Given task: Copy every entry exactly as given, minus the images.

# # # # #

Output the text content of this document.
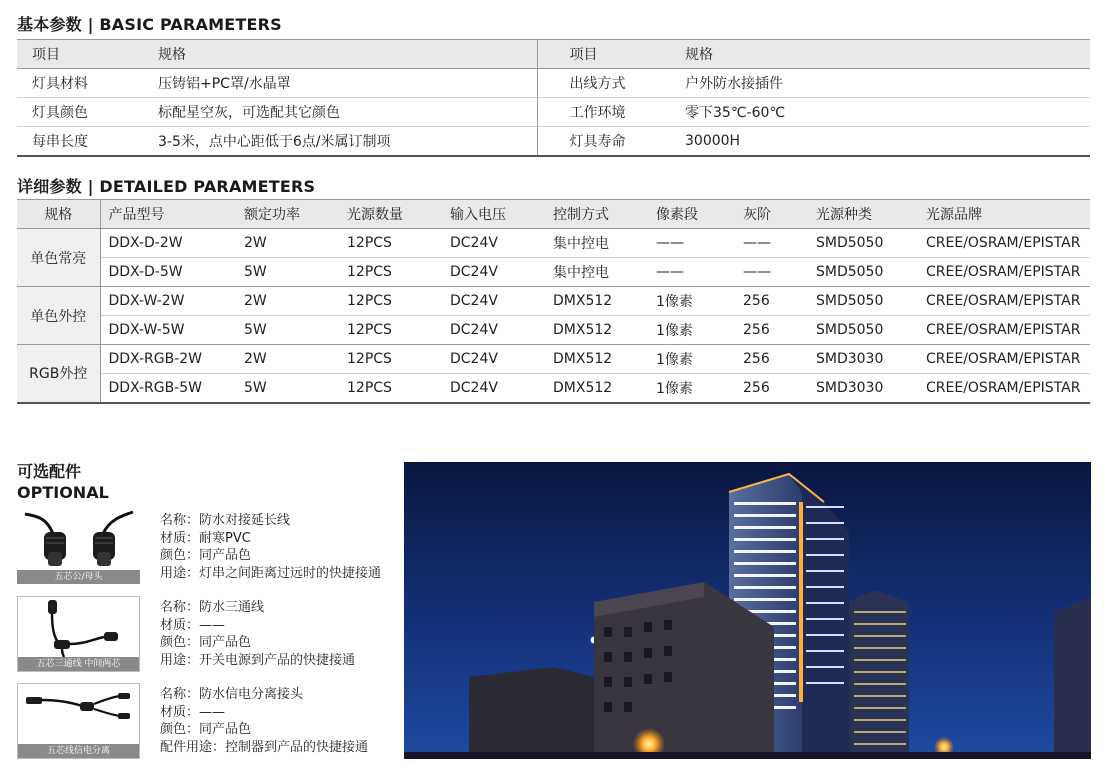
基本参数 | BASIC PARAMETERS
项目	规格	项目	规格
灯具材料	压铸铝+PC罩/水晶罩	出线方式	户外防水接插件
灯具颜色	标配星空灰，可选配其它颜色	工作环境	零下35℃-60℃
每串长度	3-5米，点中心距低于6点/米属订制项	灯具寿命	30000H
详细参数 | DETAILED PARAMETERS
规格	产品型号	额定功率	光源数量	输入电压	控制方式	像素段	灰阶	光源种类	光源品牌
单色常亮	DDX-D-2W	2W	12PCS	DC24V	集中控电	——	——	SMD5050	CREE/OSRAM/EPISTAR
	DDX-D-5W	5W	12PCS	DC24V	集中控电	——	——	SMD5050	CREE/OSRAM/EPISTAR
单色外控	DDX-W-2W	2W	12PCS	DC24V	DMX512	1像素	256	SMD5050	CREE/OSRAM/EPISTAR
	DDX-W-5W	5W	12PCS	DC24V	DMX512	1像素	256	SMD5050	CREE/OSRAM/EPISTAR
RGB外控	DDX-RGB-2W	2W	12PCS	DC24V	DMX512	1像素	256	SMD3030	CREE/OSRAM/EPISTAR
	DDX-RGB-5W	5W	12PCS	DC24V	DMX512	1像素	256	SMD3030	CREE/OSRAM/EPISTAR
可选配件
OPTIONAL
五芯公/母头
名称：防水对接延长线
材质：耐寒PVC
颜色：同产品色
用途：灯串之间距离过远时的快捷接通
五芯三通线 中间两芯
名称：防水三通线
材质：——
颜色：同产品色
用途：开关电源到产品的快捷接通
五芯线信电分离
名称：防水信电分离接头
材质：——
颜色：同产品色
配件用途：控制器到产品的快捷接通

# # # # #

Expected answer:
Output the text content of this document.
基本参数 | BASIC PARAMETERS
项目	规格	项目	规格
灯具材料	压铸铝+PC罩/水晶罩	出线方式	户外防水接插件
灯具颜色	标配星空灰，可选配其它颜色	工作环境	零下35℃-60℃
每串长度	3-5米，点中心距低于6点/米属订制项	灯具寿命	30000H
详细参数 | DETAILED PARAMETERS
规格	产品型号	额定功率	光源数量	输入电压	控制方式	像素段	灰阶	光源种类	光源品牌
单色常亮	DDX-D-2W	2W	12PCS	DC24V	集中控电	——	——	SMD5050	CREE/OSRAM/EPISTAR
	DDX-D-5W	5W	12PCS	DC24V	集中控电	——	——	SMD5050	CREE/OSRAM/EPISTAR
单色外控	DDX-W-2W	2W	12PCS	DC24V	DMX512	1像素	256	SMD5050	CREE/OSRAM/EPISTAR
	DDX-W-5W	5W	12PCS	DC24V	DMX512	1像素	256	SMD5050	CREE/OSRAM/EPISTAR
RGB外控	DDX-RGB-2W	2W	12PCS	DC24V	DMX512	1像素	256	SMD3030	CREE/OSRAM/EPISTAR
	DDX-RGB-5W	5W	12PCS	DC24V	DMX512	1像素	256	SMD3030	CREE/OSRAM/EPISTAR
可选配件
OPTIONAL
五芯公/母头
名称：防水对接延长线
材质：耐寒PVC
颜色：同产品色
用途：灯串之间距离过远时的快捷接通
五芯三通线 中间两芯
名称：防水三通线
材质：——
颜色：同产品色
用途：开关电源到产品的快捷接通
五芯线信电分离
名称：防水信电分离接头
材质：——
颜色：同产品色
配件用途：控制器到产品的快捷接通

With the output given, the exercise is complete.